What to do:
Go through each line of the records below and count those with the word "Symptom"; give only the total.

Raw data:
= = = =

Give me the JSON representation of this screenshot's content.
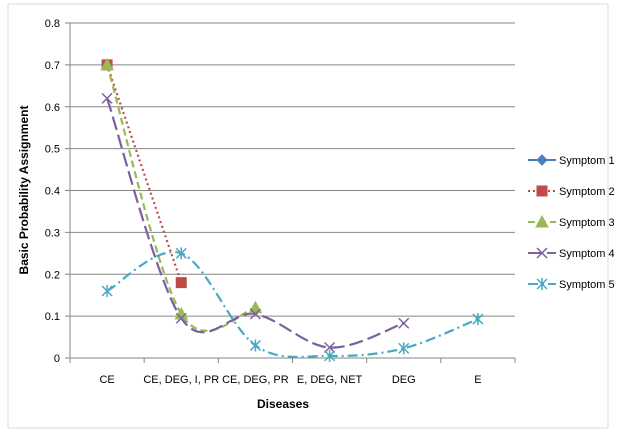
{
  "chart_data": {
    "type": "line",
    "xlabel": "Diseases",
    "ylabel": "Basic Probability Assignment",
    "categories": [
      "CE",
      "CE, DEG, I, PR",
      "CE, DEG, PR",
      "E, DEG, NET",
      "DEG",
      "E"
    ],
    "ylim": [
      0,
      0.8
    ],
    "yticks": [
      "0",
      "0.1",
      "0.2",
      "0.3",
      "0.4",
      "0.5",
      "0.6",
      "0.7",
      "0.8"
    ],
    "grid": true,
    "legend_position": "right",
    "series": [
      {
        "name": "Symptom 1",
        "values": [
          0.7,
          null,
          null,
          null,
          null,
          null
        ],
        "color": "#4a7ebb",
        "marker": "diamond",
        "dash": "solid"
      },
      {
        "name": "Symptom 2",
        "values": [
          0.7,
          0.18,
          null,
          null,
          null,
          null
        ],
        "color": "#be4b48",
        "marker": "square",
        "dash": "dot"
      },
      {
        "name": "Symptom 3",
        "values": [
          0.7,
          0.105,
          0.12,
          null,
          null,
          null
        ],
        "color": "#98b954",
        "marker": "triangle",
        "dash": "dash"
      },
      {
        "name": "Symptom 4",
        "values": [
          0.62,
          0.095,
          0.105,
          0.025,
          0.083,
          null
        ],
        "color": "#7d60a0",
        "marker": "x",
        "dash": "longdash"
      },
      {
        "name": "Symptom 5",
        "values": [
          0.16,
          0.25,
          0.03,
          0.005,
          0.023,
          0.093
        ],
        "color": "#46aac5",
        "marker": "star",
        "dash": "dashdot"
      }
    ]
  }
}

= = = =

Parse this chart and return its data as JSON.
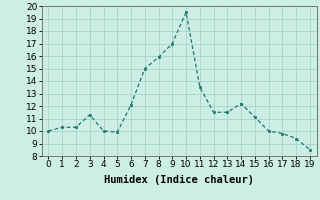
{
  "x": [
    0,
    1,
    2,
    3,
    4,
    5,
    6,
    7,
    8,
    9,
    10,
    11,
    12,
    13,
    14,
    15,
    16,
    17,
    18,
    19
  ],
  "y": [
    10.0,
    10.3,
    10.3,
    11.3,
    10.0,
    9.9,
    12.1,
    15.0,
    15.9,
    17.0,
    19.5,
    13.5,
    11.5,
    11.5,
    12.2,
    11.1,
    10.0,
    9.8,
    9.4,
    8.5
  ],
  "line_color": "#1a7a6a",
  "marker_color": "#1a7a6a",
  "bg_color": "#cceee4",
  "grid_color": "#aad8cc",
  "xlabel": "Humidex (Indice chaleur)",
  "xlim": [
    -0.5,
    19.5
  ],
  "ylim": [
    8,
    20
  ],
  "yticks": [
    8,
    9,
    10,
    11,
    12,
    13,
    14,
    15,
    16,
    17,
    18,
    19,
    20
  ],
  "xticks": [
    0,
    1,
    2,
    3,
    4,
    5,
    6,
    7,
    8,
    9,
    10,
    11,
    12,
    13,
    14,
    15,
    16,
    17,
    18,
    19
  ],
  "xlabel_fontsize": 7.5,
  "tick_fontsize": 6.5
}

= = = =

Output of the exercise:
5